** Written instruction **
Make an exact copy of the listing below.

** Extracted records **
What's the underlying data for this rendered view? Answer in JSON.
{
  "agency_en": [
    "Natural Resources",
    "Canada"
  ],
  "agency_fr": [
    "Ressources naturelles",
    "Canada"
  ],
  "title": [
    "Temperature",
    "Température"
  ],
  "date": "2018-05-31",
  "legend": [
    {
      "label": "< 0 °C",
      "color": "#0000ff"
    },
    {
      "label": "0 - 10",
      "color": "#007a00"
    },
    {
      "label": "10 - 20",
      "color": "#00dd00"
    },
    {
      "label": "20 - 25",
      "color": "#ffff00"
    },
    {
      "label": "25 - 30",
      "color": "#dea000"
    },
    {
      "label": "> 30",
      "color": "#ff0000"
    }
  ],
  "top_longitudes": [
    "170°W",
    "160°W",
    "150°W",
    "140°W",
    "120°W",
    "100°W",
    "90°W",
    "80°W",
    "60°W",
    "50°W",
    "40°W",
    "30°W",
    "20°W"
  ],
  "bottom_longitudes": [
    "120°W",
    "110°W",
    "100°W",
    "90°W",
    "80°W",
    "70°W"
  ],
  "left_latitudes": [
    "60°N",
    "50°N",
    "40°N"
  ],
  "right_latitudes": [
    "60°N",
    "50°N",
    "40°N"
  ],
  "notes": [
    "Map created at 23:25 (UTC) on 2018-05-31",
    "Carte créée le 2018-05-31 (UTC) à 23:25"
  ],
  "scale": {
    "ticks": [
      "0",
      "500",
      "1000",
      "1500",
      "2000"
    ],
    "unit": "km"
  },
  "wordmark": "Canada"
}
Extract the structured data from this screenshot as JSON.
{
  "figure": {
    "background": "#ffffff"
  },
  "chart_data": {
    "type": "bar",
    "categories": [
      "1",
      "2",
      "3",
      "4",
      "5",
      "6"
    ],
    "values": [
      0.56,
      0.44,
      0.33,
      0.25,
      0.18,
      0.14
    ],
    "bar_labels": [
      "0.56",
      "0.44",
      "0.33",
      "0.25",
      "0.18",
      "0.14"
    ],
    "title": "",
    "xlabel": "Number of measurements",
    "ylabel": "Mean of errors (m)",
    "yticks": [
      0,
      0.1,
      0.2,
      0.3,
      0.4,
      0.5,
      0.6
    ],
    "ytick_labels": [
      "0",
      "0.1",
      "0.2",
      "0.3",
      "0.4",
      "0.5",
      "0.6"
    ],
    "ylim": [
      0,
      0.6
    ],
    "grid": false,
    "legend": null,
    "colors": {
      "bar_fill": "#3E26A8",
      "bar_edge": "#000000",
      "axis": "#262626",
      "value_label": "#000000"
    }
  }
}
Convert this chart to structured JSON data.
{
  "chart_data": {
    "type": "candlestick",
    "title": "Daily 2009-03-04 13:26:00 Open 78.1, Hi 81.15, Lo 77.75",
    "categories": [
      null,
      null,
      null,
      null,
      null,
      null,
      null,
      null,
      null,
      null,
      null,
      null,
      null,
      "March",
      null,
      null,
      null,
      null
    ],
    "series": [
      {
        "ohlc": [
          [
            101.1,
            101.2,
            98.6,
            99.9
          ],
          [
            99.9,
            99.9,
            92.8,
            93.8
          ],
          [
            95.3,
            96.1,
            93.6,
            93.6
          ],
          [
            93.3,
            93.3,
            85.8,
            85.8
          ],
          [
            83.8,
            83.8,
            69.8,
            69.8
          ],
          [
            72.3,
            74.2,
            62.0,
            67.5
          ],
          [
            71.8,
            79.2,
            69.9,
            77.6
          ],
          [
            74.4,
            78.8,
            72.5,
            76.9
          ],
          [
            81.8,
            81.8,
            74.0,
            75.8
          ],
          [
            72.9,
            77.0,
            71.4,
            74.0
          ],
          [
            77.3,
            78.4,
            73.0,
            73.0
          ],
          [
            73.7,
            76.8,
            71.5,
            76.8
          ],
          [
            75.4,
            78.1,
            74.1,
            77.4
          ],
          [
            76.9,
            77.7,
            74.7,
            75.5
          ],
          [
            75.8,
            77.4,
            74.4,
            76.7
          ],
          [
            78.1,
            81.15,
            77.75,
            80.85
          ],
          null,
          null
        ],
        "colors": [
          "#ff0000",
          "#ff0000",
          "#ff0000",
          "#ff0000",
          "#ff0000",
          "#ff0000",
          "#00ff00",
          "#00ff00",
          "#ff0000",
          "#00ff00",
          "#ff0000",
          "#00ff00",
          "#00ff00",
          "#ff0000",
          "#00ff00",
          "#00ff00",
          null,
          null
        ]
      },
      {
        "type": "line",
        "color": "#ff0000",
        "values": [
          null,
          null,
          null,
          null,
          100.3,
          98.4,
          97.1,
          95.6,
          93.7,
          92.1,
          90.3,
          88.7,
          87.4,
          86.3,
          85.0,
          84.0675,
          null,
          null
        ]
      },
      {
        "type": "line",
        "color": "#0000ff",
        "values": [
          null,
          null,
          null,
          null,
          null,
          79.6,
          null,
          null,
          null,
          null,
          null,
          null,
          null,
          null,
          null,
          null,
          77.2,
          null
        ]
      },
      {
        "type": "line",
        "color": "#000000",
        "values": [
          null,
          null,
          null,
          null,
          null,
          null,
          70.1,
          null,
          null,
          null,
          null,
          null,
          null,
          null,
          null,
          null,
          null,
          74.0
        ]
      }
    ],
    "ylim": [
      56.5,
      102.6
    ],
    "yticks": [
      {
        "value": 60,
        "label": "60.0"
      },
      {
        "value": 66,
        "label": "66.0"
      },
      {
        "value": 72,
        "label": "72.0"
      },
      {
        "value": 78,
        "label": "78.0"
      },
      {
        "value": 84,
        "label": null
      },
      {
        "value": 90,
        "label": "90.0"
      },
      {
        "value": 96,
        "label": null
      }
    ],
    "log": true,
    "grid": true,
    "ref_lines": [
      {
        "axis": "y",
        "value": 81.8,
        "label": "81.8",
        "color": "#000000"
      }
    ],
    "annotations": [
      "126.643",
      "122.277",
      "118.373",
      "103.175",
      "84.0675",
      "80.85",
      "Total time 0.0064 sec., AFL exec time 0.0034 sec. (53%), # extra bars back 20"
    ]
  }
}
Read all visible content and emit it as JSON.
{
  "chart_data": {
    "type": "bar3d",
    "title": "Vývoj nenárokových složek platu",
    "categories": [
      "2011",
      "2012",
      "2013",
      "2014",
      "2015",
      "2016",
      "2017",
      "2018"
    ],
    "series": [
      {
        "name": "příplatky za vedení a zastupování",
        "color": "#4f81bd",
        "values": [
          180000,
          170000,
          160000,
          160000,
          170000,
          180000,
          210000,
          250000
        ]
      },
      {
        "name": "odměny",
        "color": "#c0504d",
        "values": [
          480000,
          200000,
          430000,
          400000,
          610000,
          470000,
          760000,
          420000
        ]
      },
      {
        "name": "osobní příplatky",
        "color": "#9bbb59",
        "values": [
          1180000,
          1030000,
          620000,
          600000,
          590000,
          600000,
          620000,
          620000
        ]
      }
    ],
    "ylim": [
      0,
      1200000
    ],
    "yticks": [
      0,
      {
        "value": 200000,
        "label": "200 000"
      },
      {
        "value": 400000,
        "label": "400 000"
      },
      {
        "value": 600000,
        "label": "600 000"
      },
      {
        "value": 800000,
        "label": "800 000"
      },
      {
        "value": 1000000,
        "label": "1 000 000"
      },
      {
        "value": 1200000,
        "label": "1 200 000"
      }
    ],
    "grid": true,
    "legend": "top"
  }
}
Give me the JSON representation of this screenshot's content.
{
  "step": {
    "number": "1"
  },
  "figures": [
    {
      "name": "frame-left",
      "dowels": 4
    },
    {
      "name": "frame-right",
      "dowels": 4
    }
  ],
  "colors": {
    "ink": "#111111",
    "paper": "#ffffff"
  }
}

** Written response **
What's the underlying data for this rendered view? Answer in JSON.
{
  "agency_en": [
    "Natural Resources",
    "Canada"
  ],
  "agency_fr": [
    "Ressources naturelles",
    "Canada"
  ],
  "title": [
    "Temperature",
    "Température"
  ],
  "date": "2018-05-31",
  "legend": [
    {
      "label": "< 0 °C",
      "color": "#0000ff"
    },
    {
      "label": "0 - 10",
      "color": "#007a00"
    },
    {
      "label": "10 - 20",
      "color": "#00dd00"
    },
    {
      "label": "20 - 25",
      "color": "#ffff00"
    },
    {
      "label": "25 - 30",
      "color": "#dea000"
    },
    {
      "label": "> 30",
      "color": "#ff0000"
    }
  ],
  "top_longitudes": [
    "170°W",
    "160°W",
    "150°W",
    "140°W",
    "120°W",
    "100°W",
    "90°W",
    "80°W",
    "60°W",
    "50°W",
    "40°W",
    "30°W",
    "20°W"
  ],
  "bottom_longitudes": [
    "120°W",
    "110°W",
    "100°W",
    "90°W",
    "80°W",
    "70°W"
  ],
  "left_latitudes": [
    "60°N",
    "50°N",
    "40°N"
  ],
  "right_latitudes": [
    "60°N",
    "50°N",
    "40°N"
  ],
  "notes": [
    "Map created at 23:25 (UTC) on 2018-05-31",
    "Carte créée le 2018-05-31 (UTC) à 23:25"
  ],
  "scale": {
    "ticks": [
      "0",
      "500",
      "1000",
      "1500",
      "2000"
    ],
    "unit": "km"
  },
  "wordmark": "Canada"
}
Extract the structured data from this screenshot as JSON.
{
  "figure": {
    "background": "#ffffff"
  },
  "chart_data": {
    "type": "bar",
    "categories": [
      "1",
      "2",
      "3",
      "4",
      "5",
      "6"
    ],
    "values": [
      0.56,
      0.44,
      0.33,
      0.25,
      0.18,
      0.14
    ],
    "bar_labels": [
      "0.56",
      "0.44",
      "0.33",
      "0.25",
      "0.18",
      "0.14"
    ],
    "title": "",
    "xlabel": "Number of measurements",
    "ylabel": "Mean of errors (m)",
    "yticks": [
      0,
      0.1,
      0.2,
      0.3,
      0.4,
      0.5,
      0.6
    ],
    "ytick_labels": [
      "0",
      "0.1",
      "0.2",
      "0.3",
      "0.4",
      "0.5",
      "0.6"
    ],
    "ylim": [
      0,
      0.6
    ],
    "grid": false,
    "legend": null,
    "colors": {
      "bar_fill": "#3E26A8",
      "bar_edge": "#000000",
      "axis": "#262626",
      "value_label": "#000000"
    }
  }
}
Convert this chart to structured JSON data.
{
  "chart_data": {
    "type": "candlestick",
    "title": "Daily 2009-03-04 13:26:00 Open 78.1, Hi 81.15, Lo 77.75",
    "categories": [
      null,
      null,
      null,
      null,
      null,
      null,
      null,
      null,
      null,
      null,
      null,
      null,
      null,
      "March",
      null,
      null,
      null,
      null
    ],
    "series": [
      {
        "ohlc": [
          [
            101.1,
            101.2,
            98.6,
            99.9
          ],
          [
            99.9,
            99.9,
            92.8,
            93.8
          ],
          [
            95.3,
            96.1,
            93.6,
            93.6
          ],
          [
            93.3,
            93.3,
            85.8,
            85.8
          ],
          [
            83.8,
            83.8,
            69.8,
            69.8
          ],
          [
            72.3,
            74.2,
            62.0,
            67.5
          ],
          [
            71.8,
            79.2,
            69.9,
            77.6
          ],
          [
            74.4,
            78.8,
            72.5,
            76.9
          ],
          [
            81.8,
            81.8,
            74.0,
            75.8
          ],
          [
            72.9,
            77.0,
            71.4,
            74.0
          ],
          [
            77.3,
            78.4,
            73.0,
            73.0
          ],
          [
            73.7,
            76.8,
            71.5,
            76.8
          ],
          [
            75.4,
            78.1,
            74.1,
            77.4
          ],
          [
            76.9,
            77.7,
            74.7,
            75.5
          ],
          [
            75.8,
            77.4,
            74.4,
            76.7
          ],
          [
            78.1,
            81.15,
            77.75,
            80.85
          ],
          null,
          null
        ],
        "colors": [
          "#ff0000",
          "#ff0000",
          "#ff0000",
          "#ff0000",
          "#ff0000",
          "#ff0000",
          "#00ff00",
          "#00ff00",
          "#ff0000",
          "#00ff00",
          "#ff0000",
          "#00ff00",
          "#00ff00",
          "#ff0000",
          "#00ff00",
          "#00ff00",
          null,
          null
        ]
      },
      {
        "type": "line",
        "color": "#ff0000",
        "values": [
          null,
          null,
          null,
          null,
          100.3,
          98.4,
          97.1,
          95.6,
          93.7,
          92.1,
          90.3,
          88.7,
          87.4,
          86.3,
          85.0,
          84.0675,
          null,
          null
        ]
      },
      {
        "type": "line",
        "color": "#0000ff",
        "values": [
          null,
          null,
          null,
          null,
          null,
          79.6,
          null,
          null,
          null,
          null,
          null,
          null,
          null,
          null,
          null,
          null,
          77.2,
          null
        ]
      },
      {
        "type": "line",
        "color": "#000000",
        "values": [
          null,
          null,
          null,
          null,
          null,
          null,
          70.1,
          null,
          null,
          null,
          null,
          null,
          null,
          null,
          null,
          null,
          null,
          74.0
        ]
      }
    ],
    "ylim": [
      56.5,
      102.6
    ],
    "yticks": [
      {
        "value": 60,
        "label": "60.0"
      },
      {
        "value": 66,
        "label": "66.0"
      },
      {
        "value": 72,
        "label": "72.0"
      },
      {
        "value": 78,
        "label": "78.0"
      },
      {
        "value": 84,
        "label": null
      },
      {
        "value": 90,
        "label": "90.0"
      },
      {
        "value": 96,
        "label": null
      }
    ],
    "log": true,
    "grid": true,
    "ref_lines": [
      {
        "axis": "y",
        "value": 81.8,
        "label": "81.8",
        "color": "#000000"
      }
    ],
    "annotations": [
      "126.643",
      "122.277",
      "118.373",
      "103.175",
      "84.0675",
      "80.85",
      "Total time 0.0064 sec., AFL exec time 0.0034 sec. (53%), # extra bars back 20"
    ]
  }
}
Read all visible content and emit it as JSON.
{
  "chart_data": {
    "type": "bar3d",
    "title": "Vývoj nenárokových složek platu",
    "categories": [
      "2011",
      "2012",
      "2013",
      "2014",
      "2015",
      "2016",
      "2017",
      "2018"
    ],
    "series": [
      {
        "name": "příplatky za vedení a zastupování",
        "color": "#4f81bd",
        "values": [
          180000,
          170000,
          160000,
          160000,
          170000,
          180000,
          210000,
          250000
        ]
      },
      {
        "name": "odměny",
        "color": "#c0504d",
        "values": [
          480000,
          200000,
          430000,
          400000,
          610000,
          470000,
          760000,
          420000
        ]
      },
      {
        "name": "osobní příplatky",
        "color": "#9bbb59",
        "values": [
          1180000,
          1030000,
          620000,
          600000,
          590000,
          600000,
          620000,
          620000
        ]
      }
    ],
    "ylim": [
      0,
      1200000
    ],
    "yticks": [
      0,
      {
        "value": 200000,
        "label": "200 000"
      },
      {
        "value": 400000,
        "label": "400 000"
      },
      {
        "value": 600000,
        "label": "600 000"
      },
      {
        "value": 800000,
        "label": "800 000"
      },
      {
        "value": 1000000,
        "label": "1 000 000"
      },
      {
        "value": 1200000,
        "label": "1 200 000"
      }
    ],
    "grid": true,
    "legend": "top"
  }
}
Give me the JSON representation of this screenshot's content.
{
  "step": {
    "number": "1"
  },
  "figures": [
    {
      "name": "frame-left",
      "dowels": 4
    },
    {
      "name": "frame-right",
      "dowels": 4
    }
  ],
  "colors": {
    "ink": "#111111",
    "paper": "#ffffff"
  }
}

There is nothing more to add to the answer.